:: Material supplied ::
>>>
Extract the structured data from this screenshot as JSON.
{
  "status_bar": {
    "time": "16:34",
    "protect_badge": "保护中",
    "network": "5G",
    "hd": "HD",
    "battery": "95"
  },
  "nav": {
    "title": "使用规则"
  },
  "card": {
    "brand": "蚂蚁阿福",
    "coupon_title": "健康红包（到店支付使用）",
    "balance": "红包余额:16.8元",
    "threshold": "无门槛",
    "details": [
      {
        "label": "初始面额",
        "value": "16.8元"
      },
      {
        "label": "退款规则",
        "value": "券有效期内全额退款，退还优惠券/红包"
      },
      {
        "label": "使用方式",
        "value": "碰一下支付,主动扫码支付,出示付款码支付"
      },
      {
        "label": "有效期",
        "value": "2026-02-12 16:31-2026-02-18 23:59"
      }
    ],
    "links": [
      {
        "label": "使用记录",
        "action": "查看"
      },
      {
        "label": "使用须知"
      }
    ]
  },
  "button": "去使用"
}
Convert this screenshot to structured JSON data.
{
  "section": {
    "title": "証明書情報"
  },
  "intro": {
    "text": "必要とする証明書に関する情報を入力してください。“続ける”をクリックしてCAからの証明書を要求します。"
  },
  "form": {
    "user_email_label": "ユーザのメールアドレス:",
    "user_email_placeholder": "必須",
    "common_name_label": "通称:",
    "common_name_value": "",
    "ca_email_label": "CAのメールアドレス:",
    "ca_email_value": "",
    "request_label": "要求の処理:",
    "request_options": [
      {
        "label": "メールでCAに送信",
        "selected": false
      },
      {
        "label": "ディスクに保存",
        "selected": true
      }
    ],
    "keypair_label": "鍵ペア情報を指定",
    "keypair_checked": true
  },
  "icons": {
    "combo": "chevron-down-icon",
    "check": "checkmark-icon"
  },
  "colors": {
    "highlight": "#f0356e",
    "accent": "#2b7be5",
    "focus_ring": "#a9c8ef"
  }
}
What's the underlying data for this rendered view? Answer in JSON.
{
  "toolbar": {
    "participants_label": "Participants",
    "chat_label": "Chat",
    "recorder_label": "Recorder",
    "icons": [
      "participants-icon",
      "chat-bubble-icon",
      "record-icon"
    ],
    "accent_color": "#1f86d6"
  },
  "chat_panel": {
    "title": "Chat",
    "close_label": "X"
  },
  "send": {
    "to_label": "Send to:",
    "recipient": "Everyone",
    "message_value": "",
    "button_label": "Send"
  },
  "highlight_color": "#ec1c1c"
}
<<<
:: The problem ::
Report how many lines of the records above contain the word "structured", and give only that number.

:: Full response ::
2